====== Extracted text

People love stickers. And T-shirts. And caps. And when they also love a product or a place, they'll even become walking advertisements for businesses that use merchandise to brandish their logos.
For small businesses — with correspondingly small marketing budgets — branded clothing and other merch can be a win-win deal for growing their reach. And with traditional revenue streams pinched by COVID-19, some have even turned merch into a money-making opportunity.
"The better the branding, it makes it easier for us to sell," says Eric Landrum, who owns Locals Only, a shop on Chattanooga's North Shore that only sells locally made stuff, from candles and coffee mugs to T-shirts and jewelry.
The power of branding to elevate a local business shows up in the bottom line every day, Landrum says. Hoff & Pepper, Mad Priest Coffee and NativeMade T-shirts are among the strongest local brands whose story he shares with shoppers, he adds.
"We have 'Meet the Maker' profiles next to our core items," Landrum says. "We always want our customer to know who the makers are behind these products — they're the superstars."
Aaron Hoffman, one of the founders of Hoff & Pepper, a Chattanooga hot sauce company, says when a friend recently wore one of the company's T-shirts in Washington, D.C., a stranger who was also a fan of the company flagged her down.
"It (company merchandise) is absolutely an effective marketing tool," says Hoffman, whose company invests in stickers, T-shirts, hats, hoodies, mugs and even flasks emblazoned with their logo.
Hoffman says Hoff & Pepper has products in 1,200 retail locations nationwide, but also sells online, and the merchandise is often used as a premium to reward loyal customers.

============
====== Entries provided

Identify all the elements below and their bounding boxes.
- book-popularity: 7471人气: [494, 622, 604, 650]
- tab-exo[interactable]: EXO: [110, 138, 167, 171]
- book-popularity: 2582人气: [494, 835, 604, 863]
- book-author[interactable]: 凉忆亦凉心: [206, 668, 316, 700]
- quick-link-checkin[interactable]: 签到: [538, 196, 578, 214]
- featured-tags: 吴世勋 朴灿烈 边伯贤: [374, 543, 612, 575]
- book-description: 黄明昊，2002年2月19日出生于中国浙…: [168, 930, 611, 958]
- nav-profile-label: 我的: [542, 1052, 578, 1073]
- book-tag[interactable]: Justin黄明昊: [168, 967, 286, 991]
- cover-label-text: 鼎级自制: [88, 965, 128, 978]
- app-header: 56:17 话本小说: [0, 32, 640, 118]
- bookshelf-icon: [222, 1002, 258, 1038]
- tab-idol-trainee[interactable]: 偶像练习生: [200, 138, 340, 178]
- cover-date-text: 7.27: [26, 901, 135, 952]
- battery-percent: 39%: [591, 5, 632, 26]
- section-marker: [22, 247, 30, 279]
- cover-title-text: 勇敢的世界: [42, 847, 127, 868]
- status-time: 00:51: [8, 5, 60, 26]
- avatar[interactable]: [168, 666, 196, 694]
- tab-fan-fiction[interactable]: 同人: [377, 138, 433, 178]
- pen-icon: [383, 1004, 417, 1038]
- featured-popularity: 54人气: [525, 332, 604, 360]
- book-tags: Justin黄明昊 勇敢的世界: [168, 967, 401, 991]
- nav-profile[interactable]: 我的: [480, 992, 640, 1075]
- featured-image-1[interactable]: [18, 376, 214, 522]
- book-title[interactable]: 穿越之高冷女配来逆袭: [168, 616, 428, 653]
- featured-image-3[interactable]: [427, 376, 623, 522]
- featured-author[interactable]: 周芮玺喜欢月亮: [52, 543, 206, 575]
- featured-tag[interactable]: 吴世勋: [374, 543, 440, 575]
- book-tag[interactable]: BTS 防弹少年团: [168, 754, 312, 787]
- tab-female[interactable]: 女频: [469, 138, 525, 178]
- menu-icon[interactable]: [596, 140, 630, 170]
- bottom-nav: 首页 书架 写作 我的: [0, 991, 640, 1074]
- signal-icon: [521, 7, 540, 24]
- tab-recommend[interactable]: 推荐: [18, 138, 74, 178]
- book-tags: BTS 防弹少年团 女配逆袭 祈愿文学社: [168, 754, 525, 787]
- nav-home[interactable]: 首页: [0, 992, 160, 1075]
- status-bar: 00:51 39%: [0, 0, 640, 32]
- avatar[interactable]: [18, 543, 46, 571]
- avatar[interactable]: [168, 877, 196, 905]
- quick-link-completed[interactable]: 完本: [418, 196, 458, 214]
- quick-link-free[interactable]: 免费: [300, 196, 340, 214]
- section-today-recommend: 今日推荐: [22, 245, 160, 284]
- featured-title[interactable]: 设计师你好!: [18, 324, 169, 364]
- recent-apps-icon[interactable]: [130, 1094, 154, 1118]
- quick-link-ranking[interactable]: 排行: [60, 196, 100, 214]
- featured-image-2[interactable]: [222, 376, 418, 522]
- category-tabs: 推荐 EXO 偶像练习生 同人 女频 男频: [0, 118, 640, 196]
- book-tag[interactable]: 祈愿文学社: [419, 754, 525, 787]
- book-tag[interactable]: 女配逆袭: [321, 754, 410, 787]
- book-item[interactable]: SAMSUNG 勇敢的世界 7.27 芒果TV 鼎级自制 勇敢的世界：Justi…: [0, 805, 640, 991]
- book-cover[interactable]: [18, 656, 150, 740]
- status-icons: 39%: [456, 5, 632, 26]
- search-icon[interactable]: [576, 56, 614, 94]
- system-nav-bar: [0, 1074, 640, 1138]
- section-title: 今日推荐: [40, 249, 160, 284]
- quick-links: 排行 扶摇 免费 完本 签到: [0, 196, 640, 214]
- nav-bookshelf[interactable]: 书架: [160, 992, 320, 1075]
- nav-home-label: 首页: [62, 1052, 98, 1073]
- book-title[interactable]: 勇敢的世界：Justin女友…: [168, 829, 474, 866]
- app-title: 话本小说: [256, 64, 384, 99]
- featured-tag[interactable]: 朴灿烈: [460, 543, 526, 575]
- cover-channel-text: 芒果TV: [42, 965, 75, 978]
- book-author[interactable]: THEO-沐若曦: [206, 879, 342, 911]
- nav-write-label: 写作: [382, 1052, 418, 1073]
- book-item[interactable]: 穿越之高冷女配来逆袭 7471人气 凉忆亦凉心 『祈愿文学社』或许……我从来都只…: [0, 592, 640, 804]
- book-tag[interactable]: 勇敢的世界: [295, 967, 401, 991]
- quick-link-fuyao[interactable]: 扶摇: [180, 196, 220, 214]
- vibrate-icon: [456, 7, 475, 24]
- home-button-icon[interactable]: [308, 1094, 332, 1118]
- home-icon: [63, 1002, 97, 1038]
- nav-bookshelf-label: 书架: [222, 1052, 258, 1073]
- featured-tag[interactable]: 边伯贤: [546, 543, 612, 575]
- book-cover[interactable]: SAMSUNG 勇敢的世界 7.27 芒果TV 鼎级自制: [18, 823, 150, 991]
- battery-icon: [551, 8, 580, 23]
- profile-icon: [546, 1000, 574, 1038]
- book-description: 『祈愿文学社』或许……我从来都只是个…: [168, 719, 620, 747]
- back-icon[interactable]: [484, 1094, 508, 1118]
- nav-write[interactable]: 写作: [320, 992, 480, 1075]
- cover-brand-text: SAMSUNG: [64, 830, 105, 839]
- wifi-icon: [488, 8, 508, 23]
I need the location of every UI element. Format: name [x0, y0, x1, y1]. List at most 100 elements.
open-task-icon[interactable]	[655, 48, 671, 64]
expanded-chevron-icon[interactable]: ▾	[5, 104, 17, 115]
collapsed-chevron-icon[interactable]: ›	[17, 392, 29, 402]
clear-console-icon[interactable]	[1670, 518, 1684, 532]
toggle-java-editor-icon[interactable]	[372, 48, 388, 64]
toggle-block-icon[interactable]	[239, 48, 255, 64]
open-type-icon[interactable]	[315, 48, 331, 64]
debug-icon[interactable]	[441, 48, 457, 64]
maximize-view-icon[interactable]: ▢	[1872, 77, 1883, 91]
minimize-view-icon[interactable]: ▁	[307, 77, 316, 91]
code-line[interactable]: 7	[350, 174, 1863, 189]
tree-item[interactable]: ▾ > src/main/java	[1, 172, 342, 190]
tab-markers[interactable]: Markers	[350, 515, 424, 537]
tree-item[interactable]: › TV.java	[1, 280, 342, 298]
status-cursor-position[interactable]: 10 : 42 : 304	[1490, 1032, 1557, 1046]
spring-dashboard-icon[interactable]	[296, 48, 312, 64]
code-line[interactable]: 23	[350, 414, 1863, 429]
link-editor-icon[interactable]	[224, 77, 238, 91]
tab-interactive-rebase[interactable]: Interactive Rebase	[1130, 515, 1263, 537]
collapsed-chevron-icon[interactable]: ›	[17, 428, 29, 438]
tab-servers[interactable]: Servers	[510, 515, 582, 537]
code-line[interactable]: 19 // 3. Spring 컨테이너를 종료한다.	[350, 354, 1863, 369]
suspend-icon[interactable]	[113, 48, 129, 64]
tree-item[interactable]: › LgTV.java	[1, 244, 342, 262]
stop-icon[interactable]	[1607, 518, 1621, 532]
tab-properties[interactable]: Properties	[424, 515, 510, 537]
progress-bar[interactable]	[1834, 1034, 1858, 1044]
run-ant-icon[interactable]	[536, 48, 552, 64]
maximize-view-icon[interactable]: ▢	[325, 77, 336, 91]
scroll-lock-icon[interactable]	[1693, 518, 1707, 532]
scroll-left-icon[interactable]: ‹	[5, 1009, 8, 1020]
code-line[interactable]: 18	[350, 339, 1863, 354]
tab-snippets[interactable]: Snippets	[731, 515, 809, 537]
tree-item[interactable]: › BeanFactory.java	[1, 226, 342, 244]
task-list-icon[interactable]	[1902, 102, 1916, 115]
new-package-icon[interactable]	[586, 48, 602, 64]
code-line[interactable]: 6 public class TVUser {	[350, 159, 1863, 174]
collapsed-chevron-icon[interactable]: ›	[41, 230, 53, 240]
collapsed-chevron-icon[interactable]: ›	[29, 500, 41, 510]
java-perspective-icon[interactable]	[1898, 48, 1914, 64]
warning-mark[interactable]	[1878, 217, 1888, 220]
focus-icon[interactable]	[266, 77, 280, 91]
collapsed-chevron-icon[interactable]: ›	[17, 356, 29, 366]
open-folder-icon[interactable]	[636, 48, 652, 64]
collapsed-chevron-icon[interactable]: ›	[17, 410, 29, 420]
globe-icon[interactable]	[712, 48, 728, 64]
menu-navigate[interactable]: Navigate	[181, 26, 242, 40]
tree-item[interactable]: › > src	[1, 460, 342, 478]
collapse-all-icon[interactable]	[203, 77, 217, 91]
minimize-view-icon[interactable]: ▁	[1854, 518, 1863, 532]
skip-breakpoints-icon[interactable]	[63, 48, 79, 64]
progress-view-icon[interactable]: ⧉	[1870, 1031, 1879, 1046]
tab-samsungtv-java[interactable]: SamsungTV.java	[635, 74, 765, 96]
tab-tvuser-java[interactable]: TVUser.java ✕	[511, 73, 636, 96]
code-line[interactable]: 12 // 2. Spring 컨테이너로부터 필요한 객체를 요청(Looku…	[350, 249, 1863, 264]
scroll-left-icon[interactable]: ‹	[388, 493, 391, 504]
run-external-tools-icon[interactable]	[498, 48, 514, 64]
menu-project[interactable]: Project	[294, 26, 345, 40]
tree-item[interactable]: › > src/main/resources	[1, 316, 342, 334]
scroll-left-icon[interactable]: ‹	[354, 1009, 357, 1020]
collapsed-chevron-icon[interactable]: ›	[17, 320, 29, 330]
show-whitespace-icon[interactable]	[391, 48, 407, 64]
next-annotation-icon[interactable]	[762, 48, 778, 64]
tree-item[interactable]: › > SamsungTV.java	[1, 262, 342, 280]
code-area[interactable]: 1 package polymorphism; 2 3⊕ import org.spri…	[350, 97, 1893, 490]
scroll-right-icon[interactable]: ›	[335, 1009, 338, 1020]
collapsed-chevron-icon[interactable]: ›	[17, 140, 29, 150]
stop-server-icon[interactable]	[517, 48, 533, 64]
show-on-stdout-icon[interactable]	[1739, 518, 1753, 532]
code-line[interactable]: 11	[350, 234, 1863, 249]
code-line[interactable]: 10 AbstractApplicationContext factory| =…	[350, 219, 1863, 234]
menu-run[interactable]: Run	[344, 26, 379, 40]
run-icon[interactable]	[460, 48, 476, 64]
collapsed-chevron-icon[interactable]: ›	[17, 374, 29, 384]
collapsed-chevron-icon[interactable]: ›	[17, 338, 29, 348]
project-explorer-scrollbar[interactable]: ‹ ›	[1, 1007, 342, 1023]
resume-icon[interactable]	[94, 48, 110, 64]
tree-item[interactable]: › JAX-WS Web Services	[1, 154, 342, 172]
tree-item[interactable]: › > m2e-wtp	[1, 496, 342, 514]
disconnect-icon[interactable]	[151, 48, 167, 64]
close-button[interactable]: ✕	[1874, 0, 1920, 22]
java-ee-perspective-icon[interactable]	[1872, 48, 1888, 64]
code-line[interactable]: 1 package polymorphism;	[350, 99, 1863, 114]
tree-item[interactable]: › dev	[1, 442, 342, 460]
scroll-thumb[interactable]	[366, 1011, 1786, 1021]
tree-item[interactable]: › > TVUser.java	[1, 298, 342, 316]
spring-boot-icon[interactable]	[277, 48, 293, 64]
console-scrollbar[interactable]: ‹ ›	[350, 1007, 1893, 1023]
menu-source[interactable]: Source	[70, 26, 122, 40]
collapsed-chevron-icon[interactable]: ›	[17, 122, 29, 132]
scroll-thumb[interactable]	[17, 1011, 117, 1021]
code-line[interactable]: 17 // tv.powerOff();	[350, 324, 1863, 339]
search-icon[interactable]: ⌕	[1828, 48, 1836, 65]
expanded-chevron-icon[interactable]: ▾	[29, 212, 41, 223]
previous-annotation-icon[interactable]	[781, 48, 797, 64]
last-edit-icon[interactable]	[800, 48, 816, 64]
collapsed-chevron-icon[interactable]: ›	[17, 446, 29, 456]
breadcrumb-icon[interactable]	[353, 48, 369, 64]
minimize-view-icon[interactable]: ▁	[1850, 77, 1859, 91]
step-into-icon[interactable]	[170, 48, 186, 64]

============

Actions to take -
1. Answer these questions using the merchandise article:
(a) What kind of goods does Locals Only sell?
(b) In how many retail locations does Hoff & Pepper have products?
(c) In what city was the friend wearing a Hoff & Pepper T-shirt when a stranger flagged her down?
2. Summarize the merchandise article in two sentences.
3. Rewrite the part of the merchandise article that begins at the words "For small businesses" and stops after "shoppers, he adds.", replacing "shoppers" with "customers".

Results for each task -
1.
(a) It sells only locally made goods, from candles and coffee mugs to T-shirts and jewelry.
(b) 1,200 retail locations nationwide.
(c) Washington, D.C.

2. For small businesses with small marketing budgets, branded clothing and other merchandise can extend their reach, and some have turned merch into a source of income as COVID-19 pinched traditional revenue. Eric Landrum of the Chattanooga shop Locals Only says better branding makes local products easier to sell, and Aaron Hoffman of Hoff & Pepper calls company merchandise an effective marketing tool that his company also uses to reward loyal customers.

3.
For small businesses — with correspondingly small marketing budgets — branded clothing and other merch can be a win-win deal for growing their reach. And with traditional revenue streams pinched by COVID-19, some have even turned merch into a money-making opportunity.
"The better the branding, it makes it easier for us to sell," says Eric Landrum, who owns Locals Only, a shop on Chattanooga's North Shore that only sells locally made stuff, from candles and coffee mugs to T-shirts and jewelry.
The power of branding to elevate a local business shows up in the bottom line every day, Landrum says. Hoff & Pepper, Mad Priest Coffee and NativeMade T-shirts are among the strongest local brands whose story he shares with customers, he adds.